*Task directions*.
Repeat each entry word for word. Leave any images out of the copy.

*Records provided*.
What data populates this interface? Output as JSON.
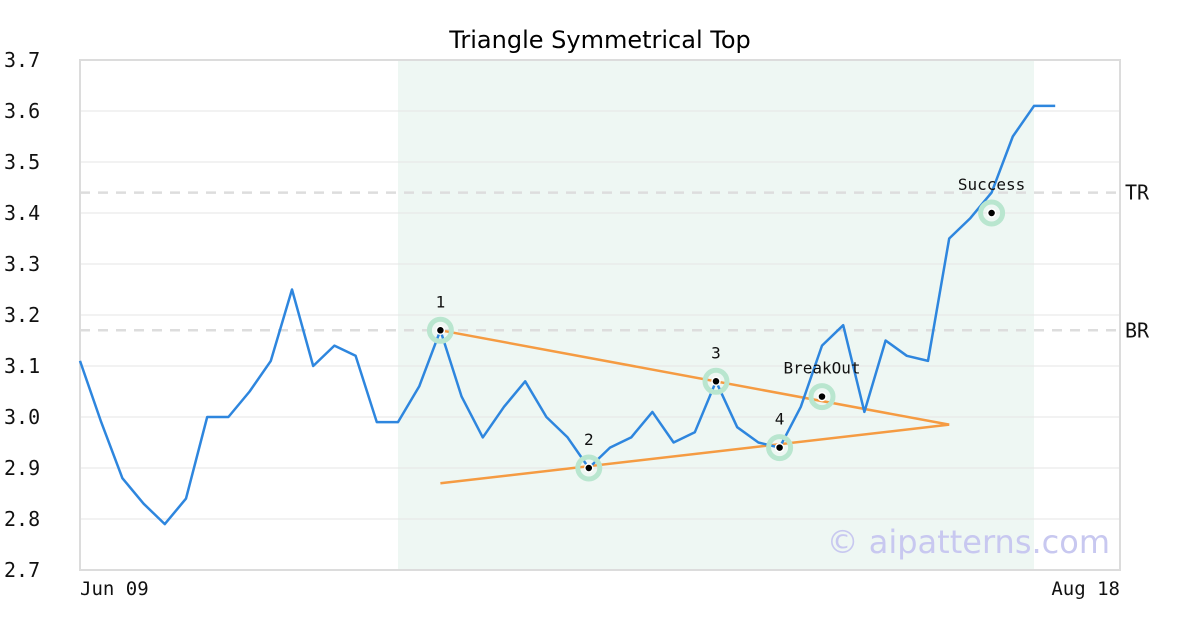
{
  "chart_data": {
    "type": "line",
    "title": "Triangle Symmetrical Top",
    "ylim": [
      2.7,
      3.7
    ],
    "yticks": [
      2.7,
      2.8,
      2.9,
      3.0,
      3.1,
      3.2,
      3.3,
      3.4,
      3.5,
      3.6,
      3.7
    ],
    "x_labels": [
      {
        "label": "Jun 09",
        "index": 0
      },
      {
        "label": "Aug 18",
        "index": 47
      }
    ],
    "series": [
      {
        "values": [
          3.11,
          2.99,
          2.88,
          2.83,
          2.79,
          2.84,
          3.0,
          3.0,
          3.05,
          3.11,
          3.25,
          3.1,
          3.14,
          3.12,
          2.99,
          2.99,
          3.06,
          3.17,
          3.04,
          2.96,
          3.02,
          3.07,
          3.0,
          2.96,
          2.9,
          2.94,
          2.96,
          3.01,
          2.95,
          2.97,
          3.07,
          2.98,
          2.95,
          2.94,
          3.02,
          3.14,
          3.18,
          3.01,
          3.15,
          3.12,
          3.11,
          3.35,
          3.39,
          3.44,
          3.55,
          3.61,
          3.61
        ],
        "color": "#2e86de"
      }
    ],
    "pattern_range": {
      "start_index": 15,
      "end_index": 45
    },
    "levels": [
      {
        "label": "TR",
        "value": 3.44
      },
      {
        "label": "BR",
        "value": 3.17
      }
    ],
    "trendlines": [
      {
        "from": [
          17,
          3.17
        ],
        "to": [
          41,
          2.985
        ],
        "color": "#f59b42"
      },
      {
        "from": [
          17,
          2.87
        ],
        "to": [
          41,
          2.985
        ],
        "color": "#f59b42"
      }
    ],
    "points": [
      {
        "label": "1",
        "index": 17,
        "value": 3.17,
        "label_pos": "above"
      },
      {
        "label": "2",
        "index": 24,
        "value": 2.9,
        "label_pos": "above"
      },
      {
        "label": "3",
        "index": 30,
        "value": 3.07,
        "label_pos": "above"
      },
      {
        "label": "4",
        "index": 33,
        "value": 2.94,
        "label_pos": "above"
      },
      {
        "label": "BreakOut",
        "index": 35,
        "value": 3.04,
        "label_pos": "above"
      },
      {
        "label": "Success",
        "index": 43,
        "value": 3.4,
        "label_pos": "above"
      }
    ],
    "grid": true,
    "watermark": "© aipatterns.com"
  }
}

*Expected output*.
What data populates this interface? Output as JSON.
{
  "chart_data": {
    "type": "line",
    "title": "Triangle Symmetrical Top",
    "ylim": [
      2.7,
      3.7
    ],
    "yticks": [
      2.7,
      2.8,
      2.9,
      3.0,
      3.1,
      3.2,
      3.3,
      3.4,
      3.5,
      3.6,
      3.7
    ],
    "x_labels": [
      {
        "label": "Jun 09",
        "index": 0
      },
      {
        "label": "Aug 18",
        "index": 47
      }
    ],
    "series": [
      {
        "values": [
          3.11,
          2.99,
          2.88,
          2.83,
          2.79,
          2.84,
          3.0,
          3.0,
          3.05,
          3.11,
          3.25,
          3.1,
          3.14,
          3.12,
          2.99,
          2.99,
          3.06,
          3.17,
          3.04,
          2.96,
          3.02,
          3.07,
          3.0,
          2.96,
          2.9,
          2.94,
          2.96,
          3.01,
          2.95,
          2.97,
          3.07,
          2.98,
          2.95,
          2.94,
          3.02,
          3.14,
          3.18,
          3.01,
          3.15,
          3.12,
          3.11,
          3.35,
          3.39,
          3.44,
          3.55,
          3.61,
          3.61
        ],
        "color": "#2e86de"
      }
    ],
    "pattern_range": {
      "start_index": 15,
      "end_index": 45
    },
    "levels": [
      {
        "label": "TR",
        "value": 3.44
      },
      {
        "label": "BR",
        "value": 3.17
      }
    ],
    "trendlines": [
      {
        "from": [
          17,
          3.17
        ],
        "to": [
          41,
          2.985
        ],
        "color": "#f59b42"
      },
      {
        "from": [
          17,
          2.87
        ],
        "to": [
          41,
          2.985
        ],
        "color": "#f59b42"
      }
    ],
    "points": [
      {
        "label": "1",
        "index": 17,
        "value": 3.17,
        "label_pos": "above"
      },
      {
        "label": "2",
        "index": 24,
        "value": 2.9,
        "label_pos": "above"
      },
      {
        "label": "3",
        "index": 30,
        "value": 3.07,
        "label_pos": "above"
      },
      {
        "label": "4",
        "index": 33,
        "value": 2.94,
        "label_pos": "above"
      },
      {
        "label": "BreakOut",
        "index": 35,
        "value": 3.04,
        "label_pos": "above"
      },
      {
        "label": "Success",
        "index": 43,
        "value": 3.4,
        "label_pos": "above"
      }
    ],
    "grid": true,
    "watermark": "© aipatterns.com"
  }
}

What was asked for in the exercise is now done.